-- START OF DATASET --
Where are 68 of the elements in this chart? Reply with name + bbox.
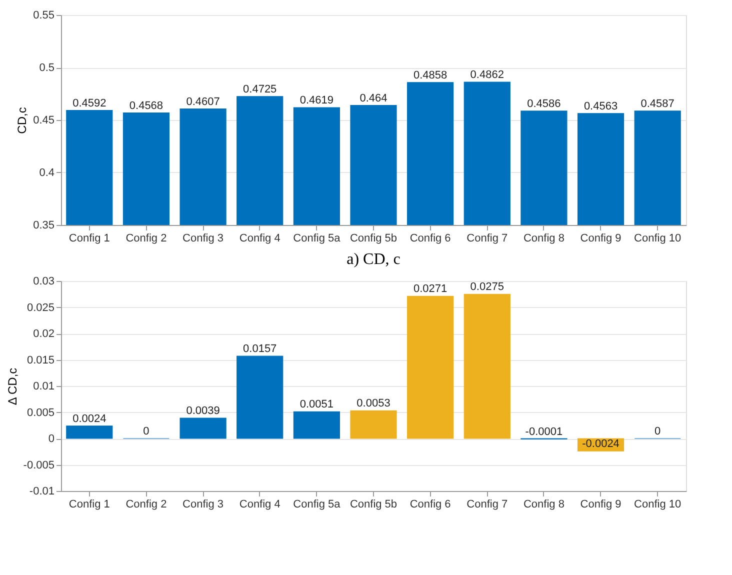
data-label: 0.4587 [640,98,674,110]
x-tick-label: Config 1 [68,232,110,244]
x-tick-label: Config 5b [350,232,398,244]
data-label: 0.0157 [243,343,277,356]
x-tick-label: Config 7 [466,232,508,244]
data-label: 0.4607 [186,96,220,108]
x-tick-label: Config 6 [410,232,451,244]
data-label: 0.0275 [470,281,504,294]
y-tick-label: -0.005 [23,459,54,472]
data-label: 0.4619 [300,94,334,107]
x-tick-label: Config 5a [293,498,342,510]
y-tick-label: 0 [48,433,54,445]
data-label: 0 [143,426,150,438]
y-tick-label: 0.55 [33,10,54,22]
y-tick-label: 0.35 [33,220,54,232]
data-label: 0.0024 [72,412,106,425]
data-label: 0.0039 [186,405,220,418]
y-tick-label: 0.03 [33,276,54,288]
data-label: 0.4568 [129,100,164,112]
x-tick-label: Config 4 [239,498,280,510]
x-tick-label: Config 4 [239,232,280,244]
data-label: 0.4592 [72,97,106,110]
x-tick-label: Config 10 [634,498,682,510]
bar [464,294,510,439]
x-tick-label: Config 2 [126,232,167,244]
bar [350,410,397,439]
x-tick-label: Config 10 [634,232,682,244]
data-label: 0.0053 [356,398,390,410]
x-tick-label: Config 1 [68,498,110,510]
y-tick-label: 0.45 [33,114,54,126]
bar [293,411,340,439]
y-tick-label: 0.4 [39,167,54,179]
x-tick-label: Config 9 [580,498,622,510]
y-tick-label: 0.025 [26,302,54,314]
x-tick-label: Config 3 [182,498,224,510]
y-tick-label: 0.02 [33,328,54,340]
y-tick-label: 0.015 [26,354,54,366]
data-label: -0.0024 [582,438,620,450]
y-axis-title: CD,c [15,107,30,134]
x-tick-label: Config 7 [466,498,508,510]
y-tick-label: 0.5 [39,62,54,74]
text: a) CD, c [346,251,400,268]
x-tick-label: Config 9 [580,232,622,244]
x-tick-label: Config 5a [293,232,342,244]
bar [407,296,454,439]
data-label: 0.0051 [300,398,334,411]
x-tick-label: Config 8 [523,232,564,244]
data-label: -0.0001 [525,426,563,438]
y-tick-label: 0.01 [33,380,54,392]
data-label: 0.4862 [470,68,504,81]
y-tick-label: -0.01 [29,486,54,498]
y-axis-title: Δ CD,c [5,368,20,406]
x-tick-label: Config 2 [126,498,167,510]
data-label: 0.464 [360,92,388,104]
data-label: 0.4725 [243,83,277,96]
x-tick-label: Config 3 [182,232,224,244]
bar [236,356,284,439]
x-tick-label: Config 5b [350,498,398,510]
data-label: 0.0271 [413,283,448,296]
data-label: 0.4563 [584,100,618,112]
x-tick-label: Config 6 [410,498,451,510]
data-label: 0.4858 [413,69,448,82]
y-tick-label: 0.005 [26,406,54,419]
bar [180,418,226,439]
x-tick-label: Config 8 [523,498,564,510]
data-label: 0 [654,426,661,438]
data-label: 0.4586 [527,98,561,110]
bar [66,426,113,439]
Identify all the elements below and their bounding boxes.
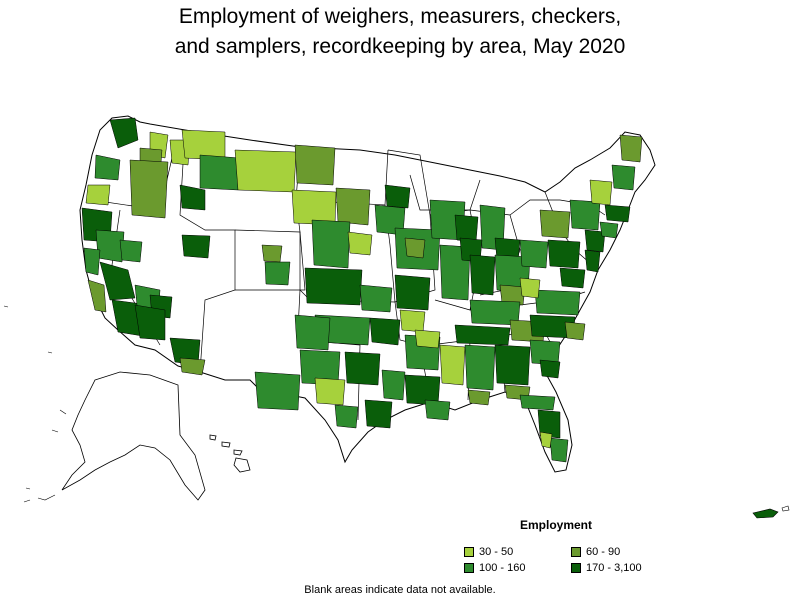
area-dallas <box>344 351 381 386</box>
legend-swatch <box>464 563 474 573</box>
legend-item-170-3100: 170 - 3,100 <box>571 561 642 575</box>
area-indiana <box>469 254 496 296</box>
area-oregon-valley <box>85 184 111 206</box>
legend-item-100-160: 100 - 160 <box>464 561 525 575</box>
area-maryland <box>559 267 586 289</box>
area-georgia <box>494 344 531 386</box>
map-title-line-2: and samplers, recordkeeping by area, May… <box>174 35 626 58</box>
hawaii <box>209 434 251 473</box>
legend-label: 170 - 3,100 <box>586 562 642 574</box>
area-ohio-south <box>499 284 526 306</box>
legend-swatch <box>571 547 581 557</box>
area-florida-central <box>537 409 561 439</box>
alaska <box>23 371 206 503</box>
area-new-orleans <box>424 399 451 421</box>
area-alabama <box>464 344 496 391</box>
area-mississippi <box>439 344 466 386</box>
area-central-valley <box>99 261 136 301</box>
area-maine-north <box>619 134 643 163</box>
area-sacramento <box>95 229 125 263</box>
small-islands <box>3 305 53 490</box>
area-maine-south <box>611 164 636 191</box>
area-nebraska-central <box>347 231 373 256</box>
area-west-texas <box>254 371 301 411</box>
area-tennessee <box>454 324 511 346</box>
alaska-outline <box>61 371 206 501</box>
area-north-dakota <box>294 144 336 186</box>
area-charleston <box>539 359 561 379</box>
area-new-york-upstate <box>569 199 601 231</box>
area-minneapolis <box>384 184 411 209</box>
area-oklahoma-east <box>369 317 401 346</box>
area-central-coast <box>87 279 107 313</box>
legend-label: 60 - 90 <box>586 546 621 558</box>
area-connecticut <box>599 221 619 239</box>
area-nebraska-east <box>311 219 351 269</box>
area-houston <box>364 399 393 429</box>
area-east-texas <box>381 369 406 401</box>
area-alabama-south <box>467 389 491 406</box>
area-colorado-springs <box>261 244 283 263</box>
area-idaho-central <box>179 184 206 211</box>
legend-swatch <box>571 563 581 573</box>
area-arizona-south <box>179 357 206 376</box>
area-south-dakota-west <box>291 189 337 226</box>
area-vermont-nh <box>589 179 613 206</box>
area-massachusetts <box>604 204 631 223</box>
area-pennsylvania-west <box>519 239 549 269</box>
legend-swatch <box>464 547 474 557</box>
area-pennsylvania-east <box>547 239 581 269</box>
area-virginia <box>534 289 581 316</box>
area-puerto-rico <box>752 508 779 519</box>
area-portland <box>94 154 121 181</box>
area-bay-area <box>83 247 101 276</box>
area-seattle <box>109 117 139 149</box>
area-new-york-city <box>584 229 606 253</box>
legend-label: 100 - 160 <box>479 562 526 574</box>
legend-item-60-90: 60 - 90 <box>571 545 620 559</box>
legend-label: 30 - 50 <box>479 546 514 558</box>
area-iowa-east <box>404 237 426 259</box>
employment-areas <box>81 117 643 463</box>
area-louisiana <box>404 374 441 406</box>
area-kansas <box>304 267 363 306</box>
area-phoenix <box>134 304 166 341</box>
legend-item-30-50: 30 - 50 <box>464 545 513 559</box>
area-colorado-west <box>264 261 291 286</box>
puerto-rico <box>752 505 790 519</box>
data-availability-note: Blank areas indicate data not available. <box>304 584 496 596</box>
map-title: Employment of weighers, measurers, check… <box>0 2 800 62</box>
area-missouri-south <box>399 309 426 333</box>
area-florida-south <box>549 437 569 463</box>
area-montana-central <box>199 154 241 191</box>
area-florida-gulf <box>539 431 553 449</box>
area-kansas-east <box>359 284 393 313</box>
legend-title: Employment <box>520 518 593 532</box>
area-florida-north <box>519 394 556 411</box>
area-eastern-oregon <box>129 159 169 219</box>
area-new-jersey <box>584 249 601 273</box>
area-new-york-west <box>539 209 571 239</box>
area-texas-panhandle <box>294 314 331 351</box>
area-south-dakota-east <box>335 187 371 226</box>
area-san-antonio <box>334 404 359 429</box>
area-montana-east <box>234 149 297 193</box>
area-texas-hill <box>314 377 346 406</box>
area-west-virginia <box>519 277 541 299</box>
area-reno <box>119 239 143 263</box>
area-utah <box>181 234 211 259</box>
area-north-carolina-east <box>564 321 586 341</box>
area-milwaukee <box>454 214 479 243</box>
area-arkansas-north <box>414 329 441 349</box>
map-title-line-1: Employment of weighers, measurers, check… <box>178 5 622 28</box>
area-missouri <box>394 274 431 311</box>
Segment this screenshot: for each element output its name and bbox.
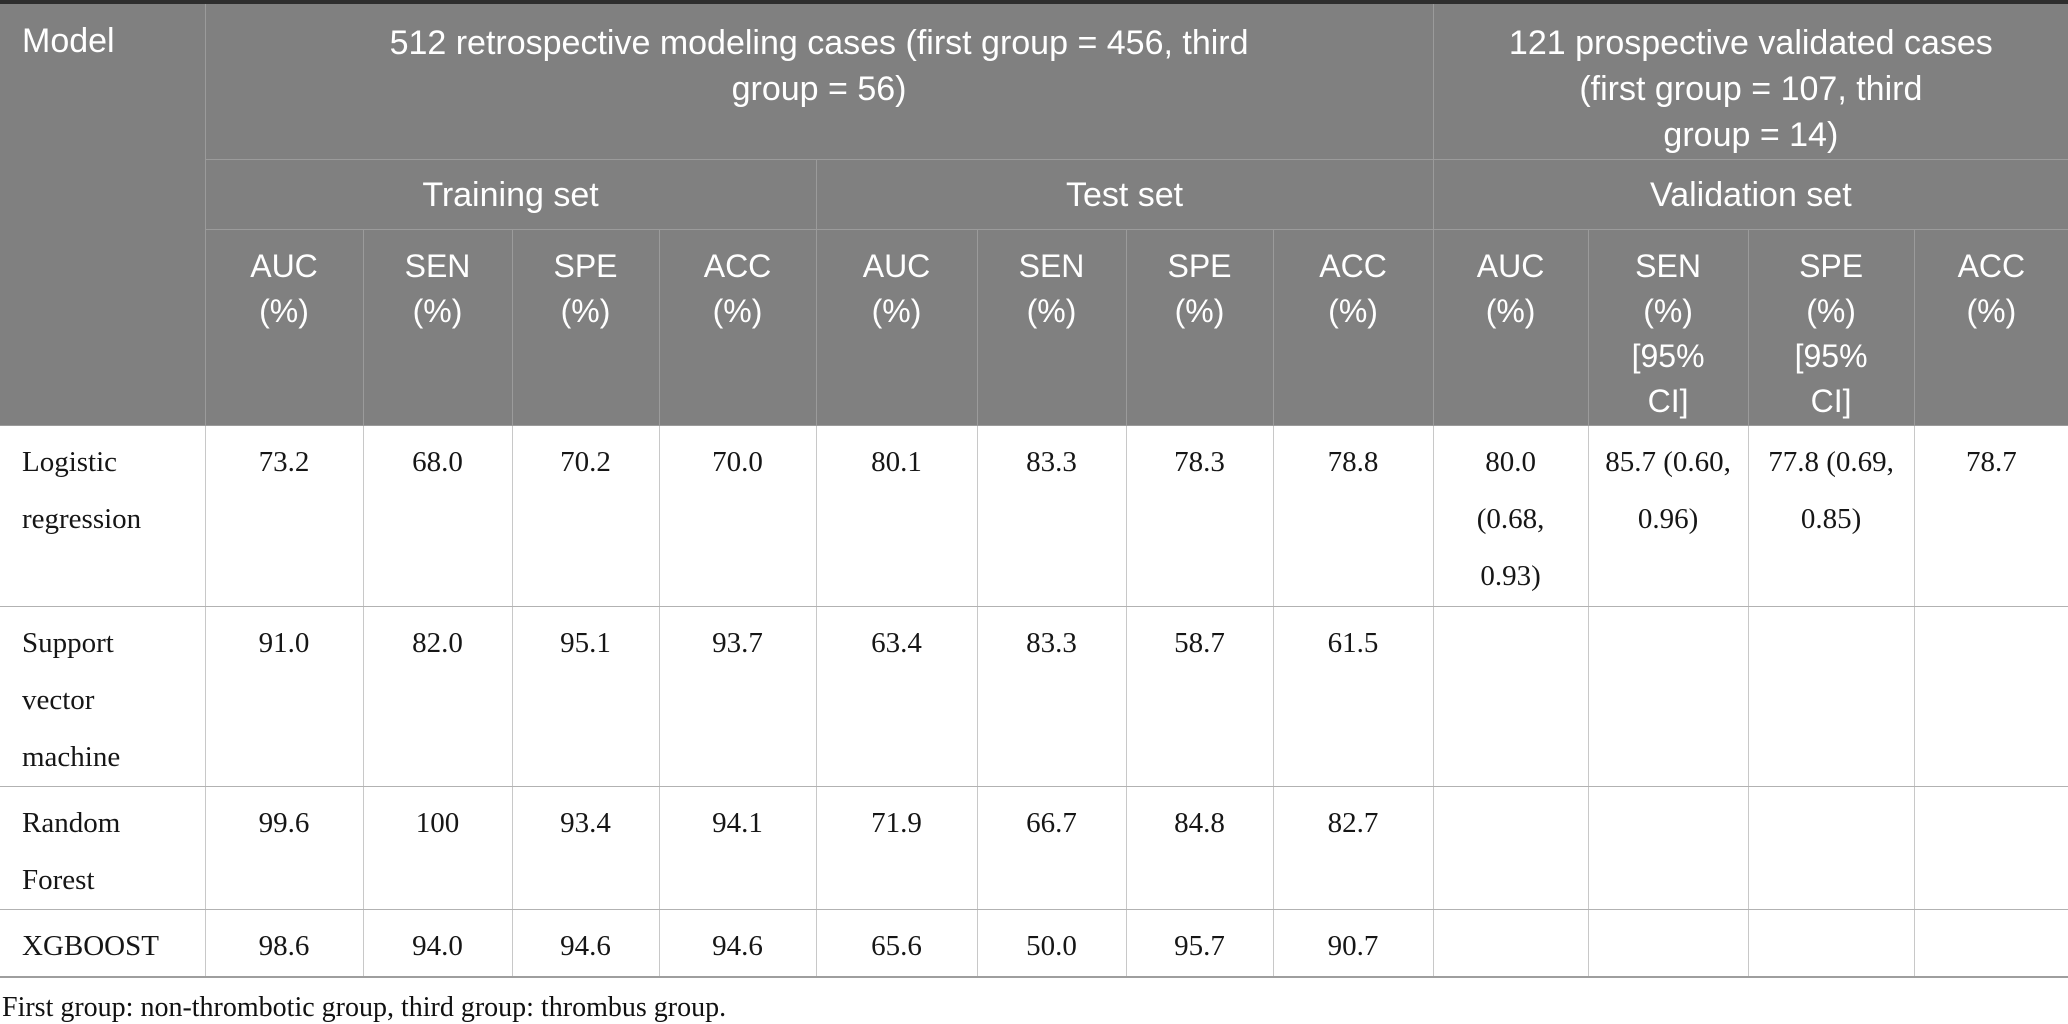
- data-cell: [1914, 786, 2068, 910]
- model-name-cell: Logistic regression: [0, 425, 206, 607]
- header-validation-sen-ci: SEN (%) [95% CI]: [1587, 229, 1749, 426]
- data-cell: 77.8 (0.69, 0.85): [1748, 425, 1915, 607]
- data-cell: 95.1: [512, 606, 660, 787]
- header-test-auc: AUC (%): [815, 229, 978, 426]
- data-cell: [1588, 786, 1749, 910]
- data-cell: 94.6: [512, 909, 660, 978]
- header-test-sen: SEN (%): [976, 229, 1127, 426]
- data-cell: [1433, 909, 1589, 978]
- data-cell: 61.5: [1273, 606, 1434, 787]
- data-cell: [1914, 909, 2068, 978]
- data-cell: 95.7: [1126, 909, 1274, 978]
- table-header: Model 512 retrospective modeling cases (…: [0, 1, 2068, 426]
- data-cell: 73.2: [205, 425, 364, 607]
- header-training-auc: AUC (%): [204, 229, 364, 426]
- data-cell: [1748, 606, 1915, 787]
- header-test-acc: ACC (%): [1272, 229, 1434, 426]
- header-test-set: Test set: [815, 159, 1434, 230]
- table-row-support-vector-machine: Support vector machine 91.0 82.0 95.1 93…: [0, 606, 2068, 787]
- model-name-cell: Random Forest: [0, 786, 206, 910]
- data-cell: 91.0: [205, 606, 364, 787]
- header-retrospective-cases: 512 retrospective modeling cases (first …: [204, 1, 1434, 160]
- data-cell: 70.2: [512, 425, 660, 607]
- data-cell: 83.3: [977, 606, 1127, 787]
- data-cell: 70.0: [659, 425, 817, 607]
- data-cell: 94.6: [659, 909, 817, 978]
- set-header-row: Training set Test set Validation set: [0, 159, 2068, 230]
- data-cell: 100: [363, 786, 513, 910]
- data-cell: 80.0 (0.68, 0.93): [1433, 425, 1589, 607]
- data-cell: 84.8: [1126, 786, 1274, 910]
- header-training-acc: ACC (%): [658, 229, 817, 426]
- table-row-random-forest: Random Forest 99.6 100 93.4 94.1 71.9 66…: [0, 786, 2068, 910]
- header-prospective-cases: 121 prospective validated cases (first g…: [1432, 1, 2068, 160]
- data-cell: 58.7: [1126, 606, 1274, 787]
- data-cell: 68.0: [363, 425, 513, 607]
- model-name-cell: XGBOOST: [0, 909, 206, 978]
- header-training-sen: SEN (%): [362, 229, 513, 426]
- data-cell: 98.6: [205, 909, 364, 978]
- data-cell: 78.8: [1273, 425, 1434, 607]
- data-cell: 93.7: [659, 606, 817, 787]
- data-cell: 66.7: [977, 786, 1127, 910]
- data-cell: [1588, 909, 1749, 978]
- data-cell: 82.7: [1273, 786, 1434, 910]
- table-body: Logistic regression 73.2 68.0 70.2 70.0 …: [0, 425, 2068, 978]
- header-validation-acc: ACC (%): [1913, 229, 2068, 426]
- data-cell: 80.1: [816, 425, 978, 607]
- data-cell: 71.9: [816, 786, 978, 910]
- model-name-cell: Support vector machine: [0, 606, 206, 787]
- data-cell: 78.7: [1914, 425, 2068, 607]
- data-cell: 82.0: [363, 606, 513, 787]
- data-cell: [1748, 786, 1915, 910]
- data-cell: [1748, 909, 1915, 978]
- data-cell: [1433, 606, 1589, 787]
- group-header-row: Model 512 retrospective modeling cases (…: [0, 1, 2068, 426]
- header-model: Model: [0, 1, 206, 426]
- header-validation-set: Validation set: [1432, 159, 2068, 230]
- data-cell: 94.1: [659, 786, 817, 910]
- data-cell: 99.6: [205, 786, 364, 910]
- data-cell: 90.7: [1273, 909, 1434, 978]
- data-cell: 94.0: [363, 909, 513, 978]
- data-cell: 78.3: [1126, 425, 1274, 607]
- data-cell: 50.0: [977, 909, 1127, 978]
- table-row-logistic-regression: Logistic regression 73.2 68.0 70.2 70.0 …: [0, 425, 2068, 607]
- header-test-spe: SPE (%): [1125, 229, 1274, 426]
- data-cell: [1914, 606, 2068, 787]
- data-cell: 83.3: [977, 425, 1127, 607]
- data-cell: [1433, 786, 1589, 910]
- table-row-xgboost: XGBOOST 98.6 94.0 94.6 94.6 65.6 50.0 95…: [0, 909, 2068, 978]
- header-training-set: Training set: [204, 159, 817, 230]
- header-validation-spe-ci: SPE (%) [95% CI]: [1747, 229, 1915, 426]
- data-cell: 63.4: [816, 606, 978, 787]
- data-cell: 93.4: [512, 786, 660, 910]
- header-training-spe: SPE (%): [511, 229, 660, 426]
- data-cell: [1588, 606, 1749, 787]
- header-validation-auc: AUC (%): [1432, 229, 1589, 426]
- data-cell: 85.7 (0.60, 0.96): [1588, 425, 1749, 607]
- table-footnote: First group: non-thrombotic group, third…: [2, 992, 727, 1023]
- metric-header-row: AUC (%) SEN (%) SPE (%) ACC (%) AUC (%) …: [0, 229, 2068, 426]
- data-cell: 65.6: [816, 909, 978, 978]
- model-performance-table: Model 512 retrospective modeling cases (…: [0, 0, 2068, 978]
-- END OF DATASET --
§ EXERCISE DIRECTIONS
Retype the lines of the material above, starting at the line containing "area-dallas <box>344 351 381 386</box>" and ending at the line containing "area-nebraska-east <box>311 219 351 269</box>", both included.

§ THE OUTPUT
area-dallas <box>344 351 381 386</box>
legend-swatch <box>464 563 474 573</box>
legend-item-170-3100: 170 - 3,100 <box>571 561 642 575</box>
area-indiana <box>469 254 496 296</box>
area-oregon-valley <box>85 184 111 206</box>
legend-item-100-160: 100 - 160 <box>464 561 525 575</box>
area-maryland <box>559 267 586 289</box>
area-georgia <box>494 344 531 386</box>
map-title-line-2: and samplers, recordkeeping by area, May… <box>174 35 626 58</box>
hawaii <box>209 434 251 473</box>
legend-label: 170 - 3,100 <box>586 562 642 574</box>
area-ohio-south <box>499 284 526 306</box>
legend-swatch <box>571 547 581 557</box>
area-florida-central <box>537 409 561 439</box>
alaska <box>23 371 206 503</box>
area-new-orleans <box>424 399 451 421</box>
area-alabama <box>464 344 496 391</box>
area-mississippi <box>439 344 466 386</box>
area-central-valley <box>99 261 136 301</box>
area-maine-north <box>619 134 643 163</box>
area-sacramento <box>95 229 125 263</box>
small-islands <box>3 305 53 490</box>
area-maine-south <box>611 164 636 191</box>
area-nebraska-central <box>347 231 373 256</box>
area-west-texas <box>254 371 301 411</box>
area-tennessee <box>454 324 511 346</box>
alaska-outline <box>61 371 206 501</box>
area-north-dakota <box>294 144 336 186</box>
area-charleston <box>539 359 561 379</box>
area-new-york-upstate <box>569 199 601 231</box>
area-minneapolis <box>384 184 411 209</box>
area-oklahoma-east <box>369 317 401 346</box>
area-central-coast <box>87 279 107 313</box>
legend-label: 60 - 90 <box>586 546 621 558</box>
area-connecticut <box>599 221 619 239</box>
area-nebraska-east <box>311 219 351 269</box>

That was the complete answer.